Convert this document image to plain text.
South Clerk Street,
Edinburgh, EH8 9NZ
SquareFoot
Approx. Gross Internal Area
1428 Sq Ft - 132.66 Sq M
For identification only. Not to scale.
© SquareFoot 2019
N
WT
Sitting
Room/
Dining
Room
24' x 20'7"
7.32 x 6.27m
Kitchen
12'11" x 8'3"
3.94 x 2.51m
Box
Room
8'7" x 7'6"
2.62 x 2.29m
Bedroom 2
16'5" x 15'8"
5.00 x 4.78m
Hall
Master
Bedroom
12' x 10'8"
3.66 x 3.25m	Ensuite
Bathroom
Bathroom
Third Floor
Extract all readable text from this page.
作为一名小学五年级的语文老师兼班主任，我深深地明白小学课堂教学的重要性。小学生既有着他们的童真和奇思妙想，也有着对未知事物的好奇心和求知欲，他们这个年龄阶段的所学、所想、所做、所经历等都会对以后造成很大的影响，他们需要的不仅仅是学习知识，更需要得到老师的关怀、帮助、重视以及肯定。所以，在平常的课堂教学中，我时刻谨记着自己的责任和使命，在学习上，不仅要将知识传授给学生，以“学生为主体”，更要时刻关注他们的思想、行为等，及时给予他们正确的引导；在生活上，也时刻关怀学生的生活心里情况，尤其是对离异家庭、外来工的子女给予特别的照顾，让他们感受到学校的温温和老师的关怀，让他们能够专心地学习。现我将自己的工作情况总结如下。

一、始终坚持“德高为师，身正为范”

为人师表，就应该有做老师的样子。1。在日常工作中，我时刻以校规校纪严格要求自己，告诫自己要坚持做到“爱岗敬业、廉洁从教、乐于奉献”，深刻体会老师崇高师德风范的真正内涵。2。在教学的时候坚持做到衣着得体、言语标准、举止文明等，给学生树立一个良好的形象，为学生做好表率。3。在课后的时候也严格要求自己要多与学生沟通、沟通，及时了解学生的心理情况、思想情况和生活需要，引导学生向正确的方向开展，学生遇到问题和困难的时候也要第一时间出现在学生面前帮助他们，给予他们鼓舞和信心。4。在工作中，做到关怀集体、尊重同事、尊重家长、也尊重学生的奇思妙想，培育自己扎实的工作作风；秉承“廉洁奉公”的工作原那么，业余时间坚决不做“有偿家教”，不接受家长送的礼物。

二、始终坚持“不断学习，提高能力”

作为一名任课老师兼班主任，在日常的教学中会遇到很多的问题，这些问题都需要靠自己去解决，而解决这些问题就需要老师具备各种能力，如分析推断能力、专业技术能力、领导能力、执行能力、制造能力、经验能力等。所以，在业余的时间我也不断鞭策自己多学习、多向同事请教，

..........

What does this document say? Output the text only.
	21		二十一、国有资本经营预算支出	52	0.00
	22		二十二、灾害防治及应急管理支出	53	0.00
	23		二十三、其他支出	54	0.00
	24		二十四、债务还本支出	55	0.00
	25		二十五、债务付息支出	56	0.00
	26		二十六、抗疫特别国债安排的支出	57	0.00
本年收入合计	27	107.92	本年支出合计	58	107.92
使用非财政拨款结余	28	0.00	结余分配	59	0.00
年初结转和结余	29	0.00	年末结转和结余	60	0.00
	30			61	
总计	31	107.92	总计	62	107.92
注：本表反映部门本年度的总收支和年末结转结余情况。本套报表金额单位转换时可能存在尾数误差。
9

..........

Determine how many lines of the listing hold the word "this" and reply with that figure alone.

3